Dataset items
◇ ◇ ◇

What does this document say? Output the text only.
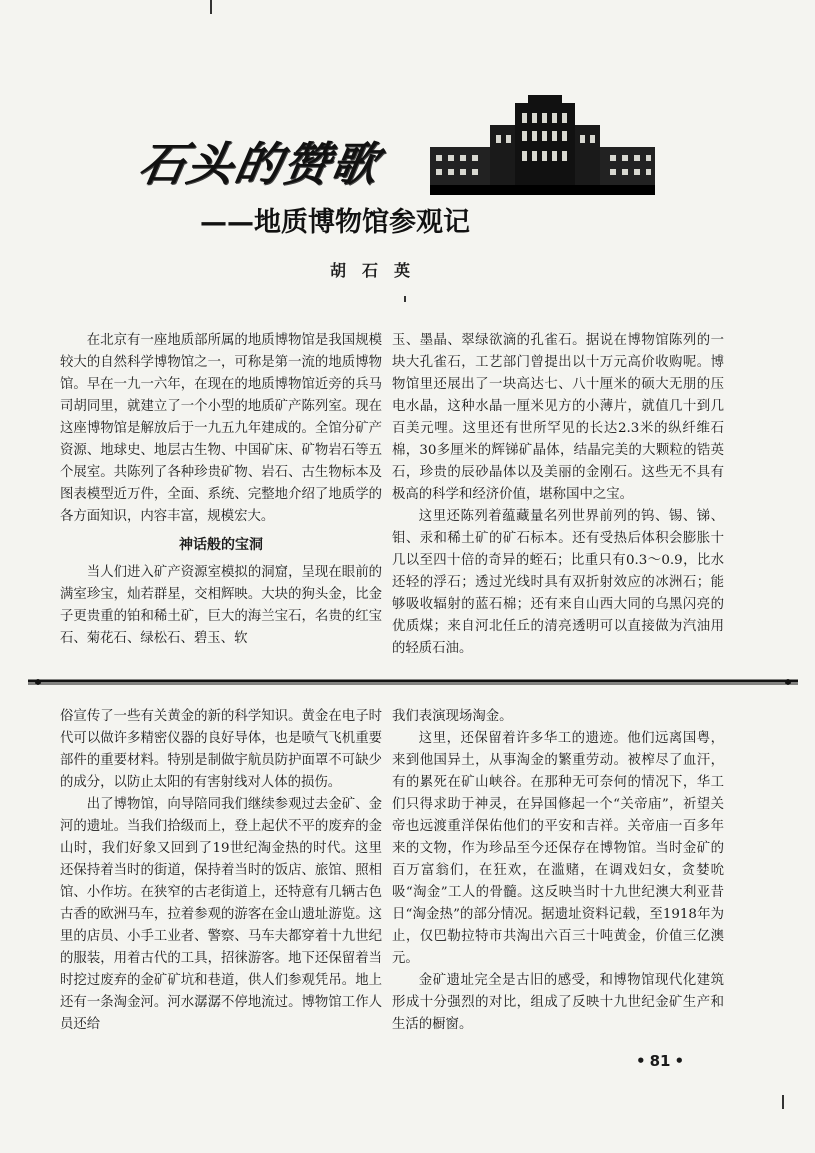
石头的赞歌
——地质博物馆参观记
胡石英

在北京有一座地质部所属的地质博物馆是我国规模较大的自然科学博物馆之一，可称是第一流的地质博物馆。早在一九一六年，在现在的地质博物馆近旁的兵马司胡同里，就建立了一个小型的地质矿产陈列室。现在这座博物馆是解放后于一九五九年建成的。全馆分矿产资源、地球史、地层古生物、中国矿床、矿物岩石等五个展室。共陈列了各种珍贵矿物、岩石、古生物标本及图表模型近万件，全面、系统、完整地介绍了地质学的各方面知识，内容丰富，规模宏大。

神话般的宝洞

当人们进入矿产资源室模拟的洞窟，呈现在眼前的满室珍宝，灿若群星，交相辉映。大块的狗头金，比金子更贵重的铂和稀土矿，巨大的海兰宝石，名贵的红宝石、菊花石、绿松石、碧玉、软

玉、墨晶、翠绿欲滴的孔雀石。据说在博物馆陈列的一块大孔雀石，工艺部门曾提出以十万元高价收购呢。博物馆里还展出了一块高达七、八十厘米的硕大无朋的压电水晶，这种水晶一厘米见方的小薄片，就值几十到几百美元哩。这里还有世所罕见的长达2.3米的纵纤维石棉，30多厘米的辉锑矿晶体，结晶完美的大颗粒的锆英石，珍贵的辰砂晶体以及美丽的金刚石。这些无不具有极高的科学和经济价值，堪称国中之宝。

这里还陈列着蕴藏量名列世界前列的钨、锡、锑、钼、汞和稀土矿的矿石标本。还有受热后体积会膨胀十几以至四十倍的奇异的蛭石；比重只有0.3～0.9，比水还轻的浮石；透过光线时具有双折射效应的冰洲石；能够吸收辐射的蓝石棉；还有来自山西大同的乌黑闪亮的优质煤；来自河北任丘的清亮透明可以直接做为汽油用的轻质石油。

俗宣传了一些有关黄金的新的科学知识。黄金在电子时代可以做许多精密仪器的良好导体，也是喷气飞机重要部件的重要材料。特别是制做宇航员防护面罩不可缺少的成分，以防止太阳的有害射线对人体的损伤。

出了博物馆，向导陪同我们继续参观过去金矿、金河的遗址。当我们拾级而上，登上起伏不平的废弃的金山时，我们好象又回到了19世纪淘金热的时代。这里还保持着当时的街道，保持着当时的饭店、旅馆、照相馆、小作坊。在狭窄的古老街道上，还特意有几辆古色古香的欧洲马车，拉着参观的游客在金山遗址游览。这里的店员、小手工业者、警察、马车夫都穿着十九世纪的服装，用着古代的工具，招徕游客。地下还保留着当时挖过废弃的金矿矿坑和巷道，供人们参观凭吊。地上还有一条淘金河。河水潺潺不停地流过。博物馆工作人员还给

我们表演现场淘金。

这里，还保留着许多华工的遗迹。他们远离国粤，来到他国异土，从事淘金的繁重劳动。被榨尽了血汗，有的累死在矿山峡谷。在那种无可奈何的情况下，华工们只得求助于神灵，在异国修起一个“关帝庙”，祈望关帝也远渡重洋保佑他们的平安和吉祥。关帝庙一百多年来的文物，作为珍品至今还保存在博物馆。当时金矿的百万富翁们，在狂欢，在滥赌，在调戏妇女，贪婪吮吸“淘金”工人的骨髓。这反映当时十九世纪澳大利亚昔日“淘金热”的部分情况。据遗址资料记载，至1918年为止，仅巴勒拉特市共淘出六百三十吨黄金，价值三亿澳元。

金矿遗址完全是古旧的感受，和博物馆现代化建筑形成十分强烈的对比，组成了反映十九世纪金矿生产和生活的橱窗。

• 81 •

◇ ◇ ◇

**Problem requirements**
Copy each line of the records precisely and drop any images they hold.

**Exercise answer**
What does this document say? Output the text only.
石头的赞歌
——地质博物馆参观记
胡石英

在北京有一座地质部所属的地质博物馆是我国规模较大的自然科学博物馆之一，可称是第一流的地质博物馆。早在一九一六年，在现在的地质博物馆近旁的兵马司胡同里，就建立了一个小型的地质矿产陈列室。现在这座博物馆是解放后于一九五九年建成的。全馆分矿产资源、地球史、地层古生物、中国矿床、矿物岩石等五个展室。共陈列了各种珍贵矿物、岩石、古生物标本及图表模型近万件，全面、系统、完整地介绍了地质学的各方面知识，内容丰富，规模宏大。

神话般的宝洞

当人们进入矿产资源室模拟的洞窟，呈现在眼前的满室珍宝，灿若群星，交相辉映。大块的狗头金，比金子更贵重的铂和稀土矿，巨大的海兰宝石，名贵的红宝石、菊花石、绿松石、碧玉、软

玉、墨晶、翠绿欲滴的孔雀石。据说在博物馆陈列的一块大孔雀石，工艺部门曾提出以十万元高价收购呢。博物馆里还展出了一块高达七、八十厘米的硕大无朋的压电水晶，这种水晶一厘米见方的小薄片，就值几十到几百美元哩。这里还有世所罕见的长达2.3米的纵纤维石棉，30多厘米的辉锑矿晶体，结晶完美的大颗粒的锆英石，珍贵的辰砂晶体以及美丽的金刚石。这些无不具有极高的科学和经济价值，堪称国中之宝。

这里还陈列着蕴藏量名列世界前列的钨、锡、锑、钼、汞和稀土矿的矿石标本。还有受热后体积会膨胀十几以至四十倍的奇异的蛭石；比重只有0.3～0.9，比水还轻的浮石；透过光线时具有双折射效应的冰洲石；能够吸收辐射的蓝石棉；还有来自山西大同的乌黑闪亮的优质煤；来自河北任丘的清亮透明可以直接做为汽油用的轻质石油。

俗宣传了一些有关黄金的新的科学知识。黄金在电子时代可以做许多精密仪器的良好导体，也是喷气飞机重要部件的重要材料。特别是制做宇航员防护面罩不可缺少的成分，以防止太阳的有害射线对人体的损伤。

出了博物馆，向导陪同我们继续参观过去金矿、金河的遗址。当我们拾级而上，登上起伏不平的废弃的金山时，我们好象又回到了19世纪淘金热的时代。这里还保持着当时的街道，保持着当时的饭店、旅馆、照相馆、小作坊。在狭窄的古老街道上，还特意有几辆古色古香的欧洲马车，拉着参观的游客在金山遗址游览。这里的店员、小手工业者、警察、马车夫都穿着十九世纪的服装，用着古代的工具，招徕游客。地下还保留着当时挖过废弃的金矿矿坑和巷道，供人们参观凭吊。地上还有一条淘金河。河水潺潺不停地流过。博物馆工作人员还给

我们表演现场淘金。

这里，还保留着许多华工的遗迹。他们远离国粤，来到他国异土，从事淘金的繁重劳动。被榨尽了血汗，有的累死在矿山峡谷。在那种无可奈何的情况下，华工们只得求助于神灵，在异国修起一个“关帝庙”，祈望关帝也远渡重洋保佑他们的平安和吉祥。关帝庙一百多年来的文物，作为珍品至今还保存在博物馆。当时金矿的百万富翁们，在狂欢，在滥赌，在调戏妇女，贪婪吮吸“淘金”工人的骨髓。这反映当时十九世纪澳大利亚昔日“淘金热”的部分情况。据遗址资料记载，至1918年为止，仅巴勒拉特市共淘出六百三十吨黄金，价值三亿澳元。

金矿遗址完全是古旧的感受，和博物馆现代化建筑形成十分强烈的对比，组成了反映十九世纪金矿生产和生活的橱窗。

• 81 •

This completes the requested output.